Collection entries >>
%%

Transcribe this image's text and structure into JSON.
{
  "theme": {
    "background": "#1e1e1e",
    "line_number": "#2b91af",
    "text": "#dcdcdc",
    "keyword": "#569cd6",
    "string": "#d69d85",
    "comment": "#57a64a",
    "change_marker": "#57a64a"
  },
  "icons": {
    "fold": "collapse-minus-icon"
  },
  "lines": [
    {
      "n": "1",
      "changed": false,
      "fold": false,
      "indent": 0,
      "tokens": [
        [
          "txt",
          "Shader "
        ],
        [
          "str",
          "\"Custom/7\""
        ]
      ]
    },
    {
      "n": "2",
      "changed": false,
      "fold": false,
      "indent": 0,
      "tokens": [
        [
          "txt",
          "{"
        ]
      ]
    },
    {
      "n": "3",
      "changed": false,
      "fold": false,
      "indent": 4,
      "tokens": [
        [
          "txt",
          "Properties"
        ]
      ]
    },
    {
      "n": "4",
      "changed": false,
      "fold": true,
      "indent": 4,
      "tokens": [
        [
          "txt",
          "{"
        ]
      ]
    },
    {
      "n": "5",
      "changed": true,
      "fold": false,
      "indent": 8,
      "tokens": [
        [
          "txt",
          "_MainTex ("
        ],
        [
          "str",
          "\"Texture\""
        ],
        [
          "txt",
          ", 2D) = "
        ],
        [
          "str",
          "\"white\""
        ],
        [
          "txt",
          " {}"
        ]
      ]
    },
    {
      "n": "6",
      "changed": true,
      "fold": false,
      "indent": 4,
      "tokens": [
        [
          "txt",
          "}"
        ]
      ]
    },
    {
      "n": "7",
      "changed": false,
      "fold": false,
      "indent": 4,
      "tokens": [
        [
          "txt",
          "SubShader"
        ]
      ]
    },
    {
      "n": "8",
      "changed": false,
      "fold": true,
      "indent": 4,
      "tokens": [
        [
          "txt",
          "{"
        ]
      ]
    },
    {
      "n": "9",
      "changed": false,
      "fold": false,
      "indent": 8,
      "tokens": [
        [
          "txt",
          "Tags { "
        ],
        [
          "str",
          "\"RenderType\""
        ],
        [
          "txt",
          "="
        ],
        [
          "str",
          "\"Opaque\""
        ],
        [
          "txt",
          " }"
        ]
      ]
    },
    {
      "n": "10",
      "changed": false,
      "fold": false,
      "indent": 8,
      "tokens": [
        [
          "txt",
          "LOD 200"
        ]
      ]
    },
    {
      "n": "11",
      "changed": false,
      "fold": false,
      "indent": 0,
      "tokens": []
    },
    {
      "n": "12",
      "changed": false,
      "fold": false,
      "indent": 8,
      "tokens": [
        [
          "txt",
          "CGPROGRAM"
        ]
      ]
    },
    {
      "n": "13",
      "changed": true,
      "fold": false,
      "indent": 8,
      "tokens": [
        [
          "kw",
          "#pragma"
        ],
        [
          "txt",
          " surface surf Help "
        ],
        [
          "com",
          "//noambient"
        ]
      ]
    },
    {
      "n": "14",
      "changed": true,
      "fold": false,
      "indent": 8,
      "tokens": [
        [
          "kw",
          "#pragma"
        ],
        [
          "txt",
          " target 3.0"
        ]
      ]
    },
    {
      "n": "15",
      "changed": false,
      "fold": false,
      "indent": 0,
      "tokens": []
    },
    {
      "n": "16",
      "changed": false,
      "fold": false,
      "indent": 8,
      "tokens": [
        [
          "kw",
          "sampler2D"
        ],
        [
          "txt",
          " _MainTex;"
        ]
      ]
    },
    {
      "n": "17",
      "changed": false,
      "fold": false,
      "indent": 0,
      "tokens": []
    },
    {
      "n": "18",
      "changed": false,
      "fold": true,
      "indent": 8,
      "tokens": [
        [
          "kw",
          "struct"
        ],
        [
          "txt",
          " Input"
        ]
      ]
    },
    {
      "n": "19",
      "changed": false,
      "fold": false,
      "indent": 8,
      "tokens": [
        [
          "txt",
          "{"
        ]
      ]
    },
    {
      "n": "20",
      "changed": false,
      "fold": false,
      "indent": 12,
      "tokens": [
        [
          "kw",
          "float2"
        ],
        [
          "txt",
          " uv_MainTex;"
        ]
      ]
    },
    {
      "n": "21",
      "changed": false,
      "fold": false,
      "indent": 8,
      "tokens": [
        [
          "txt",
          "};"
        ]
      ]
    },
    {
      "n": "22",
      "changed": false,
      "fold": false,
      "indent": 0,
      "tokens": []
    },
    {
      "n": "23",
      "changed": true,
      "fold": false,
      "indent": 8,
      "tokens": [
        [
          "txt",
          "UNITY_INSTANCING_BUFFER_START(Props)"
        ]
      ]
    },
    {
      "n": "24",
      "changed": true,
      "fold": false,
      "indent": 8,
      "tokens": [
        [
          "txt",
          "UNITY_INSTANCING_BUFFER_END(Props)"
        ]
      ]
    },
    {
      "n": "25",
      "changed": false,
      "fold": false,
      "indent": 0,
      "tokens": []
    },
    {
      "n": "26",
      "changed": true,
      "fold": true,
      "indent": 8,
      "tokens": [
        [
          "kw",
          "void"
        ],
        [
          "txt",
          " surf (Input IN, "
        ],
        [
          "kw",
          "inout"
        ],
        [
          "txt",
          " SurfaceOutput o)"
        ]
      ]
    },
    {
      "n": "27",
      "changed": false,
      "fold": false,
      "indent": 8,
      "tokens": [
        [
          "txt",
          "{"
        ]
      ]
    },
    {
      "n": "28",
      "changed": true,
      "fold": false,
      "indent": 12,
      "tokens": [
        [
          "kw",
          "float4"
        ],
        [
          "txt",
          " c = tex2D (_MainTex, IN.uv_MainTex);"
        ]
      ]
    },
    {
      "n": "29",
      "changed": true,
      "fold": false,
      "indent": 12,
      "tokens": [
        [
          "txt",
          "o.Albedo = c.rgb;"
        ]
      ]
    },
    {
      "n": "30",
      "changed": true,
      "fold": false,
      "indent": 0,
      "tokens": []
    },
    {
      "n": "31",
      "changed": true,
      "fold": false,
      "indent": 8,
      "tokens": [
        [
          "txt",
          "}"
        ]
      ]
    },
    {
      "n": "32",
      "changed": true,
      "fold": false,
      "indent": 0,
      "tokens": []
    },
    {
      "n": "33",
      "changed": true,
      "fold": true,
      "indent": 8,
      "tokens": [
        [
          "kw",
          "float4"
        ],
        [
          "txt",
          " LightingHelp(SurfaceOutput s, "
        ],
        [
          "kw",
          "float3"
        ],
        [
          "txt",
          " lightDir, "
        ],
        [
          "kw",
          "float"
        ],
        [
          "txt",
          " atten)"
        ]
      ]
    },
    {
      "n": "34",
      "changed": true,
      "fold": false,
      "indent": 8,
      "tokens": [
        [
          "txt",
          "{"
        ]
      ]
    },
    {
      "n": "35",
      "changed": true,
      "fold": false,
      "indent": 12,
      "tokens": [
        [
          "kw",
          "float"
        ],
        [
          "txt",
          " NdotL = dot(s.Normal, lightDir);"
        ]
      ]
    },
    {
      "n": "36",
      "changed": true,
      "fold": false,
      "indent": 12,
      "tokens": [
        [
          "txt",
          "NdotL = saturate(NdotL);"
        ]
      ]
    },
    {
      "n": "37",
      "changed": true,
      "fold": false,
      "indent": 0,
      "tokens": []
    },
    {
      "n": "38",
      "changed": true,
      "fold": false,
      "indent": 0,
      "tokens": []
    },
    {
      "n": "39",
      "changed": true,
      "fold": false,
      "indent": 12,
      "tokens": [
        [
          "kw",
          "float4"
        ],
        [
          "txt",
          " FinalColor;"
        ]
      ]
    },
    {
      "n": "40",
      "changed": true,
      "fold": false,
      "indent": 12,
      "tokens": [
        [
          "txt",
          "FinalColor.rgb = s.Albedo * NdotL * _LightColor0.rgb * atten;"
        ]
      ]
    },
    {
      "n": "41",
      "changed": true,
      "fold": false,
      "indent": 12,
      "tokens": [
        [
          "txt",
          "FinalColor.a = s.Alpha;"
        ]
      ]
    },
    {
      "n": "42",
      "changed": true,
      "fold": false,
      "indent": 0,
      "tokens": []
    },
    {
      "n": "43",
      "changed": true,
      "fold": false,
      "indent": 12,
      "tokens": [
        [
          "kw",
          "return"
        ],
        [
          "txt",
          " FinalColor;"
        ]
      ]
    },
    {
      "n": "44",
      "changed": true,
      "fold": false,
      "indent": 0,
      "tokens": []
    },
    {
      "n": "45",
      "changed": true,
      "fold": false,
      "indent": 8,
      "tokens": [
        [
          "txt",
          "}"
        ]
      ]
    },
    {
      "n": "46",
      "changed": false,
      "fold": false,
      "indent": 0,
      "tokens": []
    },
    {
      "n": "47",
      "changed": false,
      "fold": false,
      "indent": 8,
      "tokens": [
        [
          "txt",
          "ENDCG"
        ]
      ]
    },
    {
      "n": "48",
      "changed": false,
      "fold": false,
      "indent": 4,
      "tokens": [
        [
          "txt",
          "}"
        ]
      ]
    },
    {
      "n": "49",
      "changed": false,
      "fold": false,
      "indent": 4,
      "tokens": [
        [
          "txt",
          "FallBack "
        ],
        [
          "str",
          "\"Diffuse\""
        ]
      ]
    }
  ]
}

%%

REQUIRED WORK >> Find how many of the lines above have the word "atten" in them. State only that number.

EXERCISE ANSWER >> 2